**Task objective**.
Copy the listing word for word, from its first line down to and including the line that contains "802, 745, 819]".

**Extracted material**.
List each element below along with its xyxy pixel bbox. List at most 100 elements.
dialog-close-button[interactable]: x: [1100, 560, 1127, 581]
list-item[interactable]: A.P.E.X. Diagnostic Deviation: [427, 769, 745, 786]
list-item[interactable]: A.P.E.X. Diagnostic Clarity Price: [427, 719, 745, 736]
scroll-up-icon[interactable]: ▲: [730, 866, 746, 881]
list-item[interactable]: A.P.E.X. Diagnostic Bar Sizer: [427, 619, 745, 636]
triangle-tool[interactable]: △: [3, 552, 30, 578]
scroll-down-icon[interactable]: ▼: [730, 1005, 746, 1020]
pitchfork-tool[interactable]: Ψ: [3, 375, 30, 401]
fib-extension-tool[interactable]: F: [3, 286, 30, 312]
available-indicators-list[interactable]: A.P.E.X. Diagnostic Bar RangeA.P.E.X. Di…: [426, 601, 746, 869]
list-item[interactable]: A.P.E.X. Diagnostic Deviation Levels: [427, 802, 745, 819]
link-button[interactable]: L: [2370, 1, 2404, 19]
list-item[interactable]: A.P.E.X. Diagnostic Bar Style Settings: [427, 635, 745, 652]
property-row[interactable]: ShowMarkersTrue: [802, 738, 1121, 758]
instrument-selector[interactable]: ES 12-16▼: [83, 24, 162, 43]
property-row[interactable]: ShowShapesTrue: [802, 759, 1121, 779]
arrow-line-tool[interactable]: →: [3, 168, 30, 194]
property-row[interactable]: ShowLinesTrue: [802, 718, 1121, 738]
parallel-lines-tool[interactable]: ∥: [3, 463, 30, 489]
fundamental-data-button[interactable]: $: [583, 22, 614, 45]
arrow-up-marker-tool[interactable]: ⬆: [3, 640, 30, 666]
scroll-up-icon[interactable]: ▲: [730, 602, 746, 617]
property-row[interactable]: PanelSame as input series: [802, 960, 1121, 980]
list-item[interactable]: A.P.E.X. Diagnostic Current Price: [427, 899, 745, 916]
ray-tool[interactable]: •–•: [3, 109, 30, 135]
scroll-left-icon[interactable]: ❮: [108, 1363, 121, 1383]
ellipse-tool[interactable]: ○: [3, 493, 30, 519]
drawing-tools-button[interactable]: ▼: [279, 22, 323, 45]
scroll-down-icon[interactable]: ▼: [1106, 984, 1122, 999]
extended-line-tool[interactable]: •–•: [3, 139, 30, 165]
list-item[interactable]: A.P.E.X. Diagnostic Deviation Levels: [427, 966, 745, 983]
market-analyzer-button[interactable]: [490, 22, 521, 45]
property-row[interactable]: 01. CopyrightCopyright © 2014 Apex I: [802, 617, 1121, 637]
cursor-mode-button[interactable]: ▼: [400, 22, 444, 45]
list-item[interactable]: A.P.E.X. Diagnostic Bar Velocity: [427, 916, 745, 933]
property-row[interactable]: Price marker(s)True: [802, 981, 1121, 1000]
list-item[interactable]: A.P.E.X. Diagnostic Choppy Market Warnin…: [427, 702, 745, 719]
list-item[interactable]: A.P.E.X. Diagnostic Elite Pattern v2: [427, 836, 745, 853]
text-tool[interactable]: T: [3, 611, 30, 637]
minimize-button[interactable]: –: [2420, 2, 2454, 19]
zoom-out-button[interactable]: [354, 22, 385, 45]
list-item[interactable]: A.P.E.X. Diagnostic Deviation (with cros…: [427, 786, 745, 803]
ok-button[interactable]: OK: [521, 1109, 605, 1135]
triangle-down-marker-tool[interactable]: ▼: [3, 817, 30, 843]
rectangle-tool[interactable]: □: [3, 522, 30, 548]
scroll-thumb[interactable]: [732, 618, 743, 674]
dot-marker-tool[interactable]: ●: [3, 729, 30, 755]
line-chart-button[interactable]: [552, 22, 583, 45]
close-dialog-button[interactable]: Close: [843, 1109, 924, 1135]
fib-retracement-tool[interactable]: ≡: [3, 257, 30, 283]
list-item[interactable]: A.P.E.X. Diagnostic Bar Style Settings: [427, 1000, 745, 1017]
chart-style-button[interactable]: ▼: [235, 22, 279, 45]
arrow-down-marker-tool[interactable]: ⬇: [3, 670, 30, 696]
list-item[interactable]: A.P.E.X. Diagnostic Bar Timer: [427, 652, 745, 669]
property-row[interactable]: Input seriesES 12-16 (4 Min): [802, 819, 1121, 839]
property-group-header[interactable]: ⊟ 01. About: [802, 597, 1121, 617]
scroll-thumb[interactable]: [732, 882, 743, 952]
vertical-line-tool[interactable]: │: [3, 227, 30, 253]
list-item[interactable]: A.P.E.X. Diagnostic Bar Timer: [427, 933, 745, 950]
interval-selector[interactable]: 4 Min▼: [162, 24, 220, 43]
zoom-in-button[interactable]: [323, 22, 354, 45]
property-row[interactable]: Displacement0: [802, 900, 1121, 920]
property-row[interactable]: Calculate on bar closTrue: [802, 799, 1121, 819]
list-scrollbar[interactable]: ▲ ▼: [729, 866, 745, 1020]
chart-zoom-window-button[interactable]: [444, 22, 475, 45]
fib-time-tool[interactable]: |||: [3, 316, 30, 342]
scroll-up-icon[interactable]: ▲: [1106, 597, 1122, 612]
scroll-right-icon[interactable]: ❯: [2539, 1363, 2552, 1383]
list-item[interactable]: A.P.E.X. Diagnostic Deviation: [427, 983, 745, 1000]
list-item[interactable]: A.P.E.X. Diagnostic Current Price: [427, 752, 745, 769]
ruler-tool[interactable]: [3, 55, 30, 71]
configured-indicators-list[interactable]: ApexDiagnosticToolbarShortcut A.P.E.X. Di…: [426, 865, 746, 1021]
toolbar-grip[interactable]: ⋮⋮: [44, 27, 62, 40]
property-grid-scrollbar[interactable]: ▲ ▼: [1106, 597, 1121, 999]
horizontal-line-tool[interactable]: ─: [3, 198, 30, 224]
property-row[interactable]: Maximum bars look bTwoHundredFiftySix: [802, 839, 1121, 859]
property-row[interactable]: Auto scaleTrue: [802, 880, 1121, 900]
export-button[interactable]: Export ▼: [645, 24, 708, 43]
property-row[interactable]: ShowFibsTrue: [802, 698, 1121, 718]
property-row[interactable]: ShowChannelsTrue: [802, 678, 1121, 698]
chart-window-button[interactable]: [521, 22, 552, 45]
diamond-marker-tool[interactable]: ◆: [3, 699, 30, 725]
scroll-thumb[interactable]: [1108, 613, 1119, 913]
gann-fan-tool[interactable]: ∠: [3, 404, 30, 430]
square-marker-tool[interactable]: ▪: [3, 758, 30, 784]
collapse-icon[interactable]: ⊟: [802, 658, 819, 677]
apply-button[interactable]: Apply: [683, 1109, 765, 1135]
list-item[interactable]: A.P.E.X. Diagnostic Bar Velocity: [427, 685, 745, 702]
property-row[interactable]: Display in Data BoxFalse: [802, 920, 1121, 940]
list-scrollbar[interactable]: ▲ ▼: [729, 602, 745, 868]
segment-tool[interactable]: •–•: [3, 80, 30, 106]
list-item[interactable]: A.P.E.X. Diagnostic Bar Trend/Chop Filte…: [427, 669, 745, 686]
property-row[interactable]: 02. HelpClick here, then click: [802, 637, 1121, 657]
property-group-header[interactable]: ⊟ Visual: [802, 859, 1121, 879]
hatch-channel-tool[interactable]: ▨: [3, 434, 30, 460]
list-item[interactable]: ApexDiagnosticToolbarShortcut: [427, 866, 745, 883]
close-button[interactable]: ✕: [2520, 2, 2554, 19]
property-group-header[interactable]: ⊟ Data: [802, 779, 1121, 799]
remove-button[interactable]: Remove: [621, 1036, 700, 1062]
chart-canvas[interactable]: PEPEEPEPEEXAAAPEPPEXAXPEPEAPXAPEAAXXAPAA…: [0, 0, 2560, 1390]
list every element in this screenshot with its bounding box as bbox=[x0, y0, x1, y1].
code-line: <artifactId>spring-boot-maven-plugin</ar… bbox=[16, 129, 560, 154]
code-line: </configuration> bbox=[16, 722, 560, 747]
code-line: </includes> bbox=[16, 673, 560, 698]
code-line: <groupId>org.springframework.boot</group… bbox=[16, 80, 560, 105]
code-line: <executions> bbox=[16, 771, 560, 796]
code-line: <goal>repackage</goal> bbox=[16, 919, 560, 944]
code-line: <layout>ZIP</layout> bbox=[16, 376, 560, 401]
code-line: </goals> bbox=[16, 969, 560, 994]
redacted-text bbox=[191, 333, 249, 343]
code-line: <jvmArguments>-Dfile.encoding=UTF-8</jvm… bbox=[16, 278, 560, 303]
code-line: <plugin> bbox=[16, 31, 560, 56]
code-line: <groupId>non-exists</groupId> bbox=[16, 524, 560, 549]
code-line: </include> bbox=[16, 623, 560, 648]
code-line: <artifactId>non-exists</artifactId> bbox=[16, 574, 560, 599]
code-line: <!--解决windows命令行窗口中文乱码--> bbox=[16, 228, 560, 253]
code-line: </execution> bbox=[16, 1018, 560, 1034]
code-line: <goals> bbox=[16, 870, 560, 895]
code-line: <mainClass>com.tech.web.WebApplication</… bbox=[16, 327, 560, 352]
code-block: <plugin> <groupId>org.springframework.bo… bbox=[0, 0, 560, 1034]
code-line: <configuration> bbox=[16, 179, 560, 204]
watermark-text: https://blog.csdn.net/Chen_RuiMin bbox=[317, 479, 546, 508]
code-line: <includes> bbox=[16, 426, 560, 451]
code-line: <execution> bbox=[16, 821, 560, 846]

**In response**.
List each element below along with its xyxy pixel bbox. List at most 100 elements.
dialog-close-button[interactable]: x: [1100, 560, 1127, 581]
list-item[interactable]: A.P.E.X. Diagnostic Deviation: [427, 769, 745, 786]
list-item[interactable]: A.P.E.X. Diagnostic Clarity Price: [427, 719, 745, 736]
scroll-up-icon[interactable]: ▲: [730, 866, 746, 881]
list-item[interactable]: A.P.E.X. Diagnostic Bar Sizer: [427, 619, 745, 636]
triangle-tool[interactable]: △: [3, 552, 30, 578]
scroll-down-icon[interactable]: ▼: [730, 1005, 746, 1020]
pitchfork-tool[interactable]: Ψ: [3, 375, 30, 401]
fib-extension-tool[interactable]: F: [3, 286, 30, 312]
available-indicators-list[interactable]: A.P.E.X. Diagnostic Bar RangeA.P.E.X. Di…: [426, 601, 746, 869]
list-item[interactable]: A.P.E.X. Diagnostic Deviation Levels: [427, 802, 745, 819]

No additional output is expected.